Written instruction -
Write out each line of the material again, word for word.

— Begin Extracted records —

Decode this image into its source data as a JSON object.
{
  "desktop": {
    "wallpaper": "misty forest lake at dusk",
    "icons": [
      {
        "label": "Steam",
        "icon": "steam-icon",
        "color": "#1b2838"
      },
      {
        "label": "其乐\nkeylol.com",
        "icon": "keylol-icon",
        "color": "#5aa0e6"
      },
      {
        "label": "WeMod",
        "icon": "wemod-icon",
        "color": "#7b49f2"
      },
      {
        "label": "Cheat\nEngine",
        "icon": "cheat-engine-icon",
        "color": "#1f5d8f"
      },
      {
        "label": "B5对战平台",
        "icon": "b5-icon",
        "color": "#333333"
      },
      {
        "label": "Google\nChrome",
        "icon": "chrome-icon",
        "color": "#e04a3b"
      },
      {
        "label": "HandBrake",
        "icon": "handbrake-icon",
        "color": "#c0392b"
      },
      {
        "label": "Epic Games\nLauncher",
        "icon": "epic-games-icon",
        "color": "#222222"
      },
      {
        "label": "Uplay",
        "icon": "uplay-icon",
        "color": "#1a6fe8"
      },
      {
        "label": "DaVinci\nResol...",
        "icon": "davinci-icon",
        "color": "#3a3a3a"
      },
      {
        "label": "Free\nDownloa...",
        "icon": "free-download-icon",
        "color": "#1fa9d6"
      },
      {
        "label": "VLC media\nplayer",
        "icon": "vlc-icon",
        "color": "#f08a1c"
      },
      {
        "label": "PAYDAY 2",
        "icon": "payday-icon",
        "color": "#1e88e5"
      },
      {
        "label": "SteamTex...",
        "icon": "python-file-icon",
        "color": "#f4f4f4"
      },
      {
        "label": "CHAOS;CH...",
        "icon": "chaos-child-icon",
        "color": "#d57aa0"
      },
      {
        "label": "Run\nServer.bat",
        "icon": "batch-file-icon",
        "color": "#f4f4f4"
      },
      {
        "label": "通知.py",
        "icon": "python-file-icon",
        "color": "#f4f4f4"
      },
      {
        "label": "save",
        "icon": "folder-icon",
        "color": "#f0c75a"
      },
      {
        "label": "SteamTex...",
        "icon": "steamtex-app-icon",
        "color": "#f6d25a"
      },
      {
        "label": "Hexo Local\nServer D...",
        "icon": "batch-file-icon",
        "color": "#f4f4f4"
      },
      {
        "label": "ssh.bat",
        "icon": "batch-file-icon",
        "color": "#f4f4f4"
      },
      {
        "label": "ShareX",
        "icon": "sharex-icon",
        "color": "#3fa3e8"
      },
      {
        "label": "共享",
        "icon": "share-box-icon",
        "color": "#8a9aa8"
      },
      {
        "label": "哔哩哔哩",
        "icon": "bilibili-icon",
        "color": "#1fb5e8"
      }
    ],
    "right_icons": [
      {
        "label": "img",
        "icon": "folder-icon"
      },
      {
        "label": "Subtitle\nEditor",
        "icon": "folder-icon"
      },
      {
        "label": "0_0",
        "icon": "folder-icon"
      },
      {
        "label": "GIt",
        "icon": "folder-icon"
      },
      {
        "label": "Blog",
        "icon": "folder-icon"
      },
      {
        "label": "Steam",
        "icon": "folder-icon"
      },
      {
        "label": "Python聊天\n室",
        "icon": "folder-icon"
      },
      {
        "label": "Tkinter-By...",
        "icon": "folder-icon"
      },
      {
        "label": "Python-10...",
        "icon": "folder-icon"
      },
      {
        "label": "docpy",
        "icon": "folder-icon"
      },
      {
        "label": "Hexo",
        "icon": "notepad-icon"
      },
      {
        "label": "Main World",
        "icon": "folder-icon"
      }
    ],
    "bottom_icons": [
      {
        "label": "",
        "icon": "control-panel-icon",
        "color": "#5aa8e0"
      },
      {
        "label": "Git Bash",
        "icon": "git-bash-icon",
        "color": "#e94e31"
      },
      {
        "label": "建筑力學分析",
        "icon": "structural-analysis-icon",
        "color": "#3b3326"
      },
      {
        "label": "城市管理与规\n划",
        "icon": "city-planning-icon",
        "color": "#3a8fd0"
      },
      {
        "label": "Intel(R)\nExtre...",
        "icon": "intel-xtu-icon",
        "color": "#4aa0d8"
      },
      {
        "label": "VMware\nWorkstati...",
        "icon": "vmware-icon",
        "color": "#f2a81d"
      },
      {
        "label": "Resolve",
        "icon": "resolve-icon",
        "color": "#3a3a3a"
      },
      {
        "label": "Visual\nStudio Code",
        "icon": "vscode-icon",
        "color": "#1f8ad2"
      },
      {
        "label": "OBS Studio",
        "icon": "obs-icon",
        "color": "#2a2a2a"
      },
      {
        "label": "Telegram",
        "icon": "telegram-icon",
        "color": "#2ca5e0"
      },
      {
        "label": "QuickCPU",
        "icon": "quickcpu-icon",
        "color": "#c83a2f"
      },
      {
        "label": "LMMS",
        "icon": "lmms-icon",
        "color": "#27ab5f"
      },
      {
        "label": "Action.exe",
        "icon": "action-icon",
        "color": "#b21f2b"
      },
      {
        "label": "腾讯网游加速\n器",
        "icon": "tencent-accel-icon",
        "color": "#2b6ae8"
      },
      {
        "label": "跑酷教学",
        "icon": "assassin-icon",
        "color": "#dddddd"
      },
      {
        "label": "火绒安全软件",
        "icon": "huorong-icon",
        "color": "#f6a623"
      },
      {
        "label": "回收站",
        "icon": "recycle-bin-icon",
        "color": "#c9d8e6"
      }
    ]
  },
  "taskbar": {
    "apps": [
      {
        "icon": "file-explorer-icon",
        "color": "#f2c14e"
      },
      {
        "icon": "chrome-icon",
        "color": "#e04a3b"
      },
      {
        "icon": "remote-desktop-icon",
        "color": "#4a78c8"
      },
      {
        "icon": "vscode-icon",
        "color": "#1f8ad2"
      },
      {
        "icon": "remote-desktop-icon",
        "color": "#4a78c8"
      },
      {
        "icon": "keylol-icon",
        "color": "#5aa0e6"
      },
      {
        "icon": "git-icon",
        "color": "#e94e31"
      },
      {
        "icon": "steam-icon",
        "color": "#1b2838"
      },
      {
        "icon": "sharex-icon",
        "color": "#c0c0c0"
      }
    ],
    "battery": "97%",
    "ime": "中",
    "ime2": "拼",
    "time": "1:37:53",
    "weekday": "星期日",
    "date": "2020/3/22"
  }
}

— End Extracted records —

Result of this exercise -
Decode this image into its source data as a JSON object.
{
  "desktop": {
    "wallpaper": "misty forest lake at dusk",
    "icons": [
      {
        "label": "Steam",
        "icon": "steam-icon",
        "color": "#1b2838"
      },
      {
        "label": "其乐\nkeylol.com",
        "icon": "keylol-icon",
        "color": "#5aa0e6"
      },
      {
        "label": "WeMod",
        "icon": "wemod-icon",
        "color": "#7b49f2"
      },
      {
        "label": "Cheat\nEngine",
        "icon": "cheat-engine-icon",
        "color": "#1f5d8f"
      },
      {
        "label": "B5对战平台",
        "icon": "b5-icon",
        "color": "#333333"
      },
      {
        "label": "Google\nChrome",
        "icon": "chrome-icon",
        "color": "#e04a3b"
      },
      {
        "label": "HandBrake",
        "icon": "handbrake-icon",
        "color": "#c0392b"
      },
      {
        "label": "Epic Games\nLauncher",
        "icon": "epic-games-icon",
        "color": "#222222"
      },
      {
        "label": "Uplay",
        "icon": "uplay-icon",
        "color": "#1a6fe8"
      },
      {
        "label": "DaVinci\nResol...",
        "icon": "davinci-icon",
        "color": "#3a3a3a"
      },
      {
        "label": "Free\nDownloa...",
        "icon": "free-download-icon",
        "color": "#1fa9d6"
      },
      {
        "label": "VLC media\nplayer",
        "icon": "vlc-icon",
        "color": "#f08a1c"
      },
      {
        "label": "PAYDAY 2",
        "icon": "payday-icon",
        "color": "#1e88e5"
      },
      {
        "label": "SteamTex...",
        "icon": "python-file-icon",
        "color": "#f4f4f4"
      },
      {
        "label": "CHAOS;CH...",
        "icon": "chaos-child-icon",
        "color": "#d57aa0"
      },
      {
        "label": "Run\nServer.bat",
        "icon": "batch-file-icon",
        "color": "#f4f4f4"
      },
      {
        "label": "通知.py",
        "icon": "python-file-icon",
        "color": "#f4f4f4"
      },
      {
        "label": "save",
        "icon": "folder-icon",
        "color": "#f0c75a"
      },
      {
        "label": "SteamTex...",
        "icon": "steamtex-app-icon",
        "color": "#f6d25a"
      },
      {
        "label": "Hexo Local\nServer D...",
        "icon": "batch-file-icon",
        "color": "#f4f4f4"
      },
      {
        "label": "ssh.bat",
        "icon": "batch-file-icon",
        "color": "#f4f4f4"
      },
      {
        "label": "ShareX",
        "icon": "sharex-icon",
        "color": "#3fa3e8"
      },
      {
        "label": "共享",
        "icon": "share-box-icon",
        "color": "#8a9aa8"
      },
      {
        "label": "哔哩哔哩",
        "icon": "bilibili-icon",
        "color": "#1fb5e8"
      }
    ],
    "right_icons": [
      {
        "label": "img",
        "icon": "folder-icon"
      },
      {
        "label": "Subtitle\nEditor",
        "icon": "folder-icon"
      },
      {
        "label": "0_0",
        "icon": "folder-icon"
      },
      {
        "label": "GIt",
        "icon": "folder-icon"
      },
      {
        "label": "Blog",
        "icon": "folder-icon"
      },
      {
        "label": "Steam",
        "icon": "folder-icon"
      },
      {
        "label": "Python聊天\n室",
        "icon": "folder-icon"
      },
      {
        "label": "Tkinter-By...",
        "icon": "folder-icon"
      },
      {
        "label": "Python-10...",
        "icon": "folder-icon"
      },
      {
        "label": "docpy",
        "icon": "folder-icon"
      },
      {
        "label": "Hexo",
        "icon": "notepad-icon"
      },
      {
        "label": "Main World",
        "icon": "folder-icon"
      }
    ],
    "bottom_icons": [
      {
        "label": "",
        "icon": "control-panel-icon",
        "color": "#5aa8e0"
      },
      {
        "label": "Git Bash",
        "icon": "git-bash-icon",
        "color": "#e94e31"
      },
      {
        "label": "建筑力學分析",
        "icon": "structural-analysis-icon",
        "color": "#3b3326"
      },
      {
        "label": "城市管理与规\n划",
        "icon": "city-planning-icon",
        "color": "#3a8fd0"
      },
      {
        "label": "Intel(R)\nExtre...",
        "icon": "intel-xtu-icon",
        "color": "#4aa0d8"
      },
      {
        "label": "VMware\nWorkstati...",
        "icon": "vmware-icon",
        "color": "#f2a81d"
      },
      {
        "label": "Resolve",
        "icon": "resolve-icon",
        "color": "#3a3a3a"
      },
      {
        "label": "Visual\nStudio Code",
        "icon": "vscode-icon",
        "color": "#1f8ad2"
      },
      {
        "label": "OBS Studio",
        "icon": "obs-icon",
        "color": "#2a2a2a"
      },
      {
        "label": "Telegram",
        "icon": "telegram-icon",
        "color": "#2ca5e0"
      },
      {
        "label": "QuickCPU",
        "icon": "quickcpu-icon",
        "color": "#c83a2f"
      },
      {
        "label": "LMMS",
        "icon": "lmms-icon",
        "color": "#27ab5f"
      },
      {
        "label": "Action.exe",
        "icon": "action-icon",
        "color": "#b21f2b"
      },
      {
        "label": "腾讯网游加速\n器",
        "icon": "tencent-accel-icon",
        "color": "#2b6ae8"
      },
      {
        "label": "跑酷教学",
        "icon": "assassin-icon",
        "color": "#dddddd"
      },
      {
        "label": "火绒安全软件",
        "icon": "huorong-icon",
        "color": "#f6a623"
      },
      {
        "label": "回收站",
        "icon": "recycle-bin-icon",
        "color": "#c9d8e6"
      }
    ]
  },
  "taskbar": {
    "apps": [
      {
        "icon": "file-explorer-icon",
        "color": "#f2c14e"
      },
      {
        "icon": "chrome-icon",
        "color": "#e04a3b"
      },
      {
        "icon": "remote-desktop-icon",
        "color": "#4a78c8"
      },
      {
        "icon": "vscode-icon",
        "color": "#1f8ad2"
      },
      {
        "icon": "remote-desktop-icon",
        "color": "#4a78c8"
      },
      {
        "icon": "keylol-icon",
        "color": "#5aa0e6"
      },
      {
        "icon": "git-icon",
        "color": "#e94e31"
      },
      {
        "icon": "steam-icon",
        "color": "#1b2838"
      },
      {
        "icon": "sharex-icon",
        "color": "#c0c0c0"
      }
    ],
    "battery": "97%",
    "ime": "中",
    "ime2": "拼",
    "time": "1:37:53",
    "weekday": "星期日",
    "date": "2020/3/22"
  }
}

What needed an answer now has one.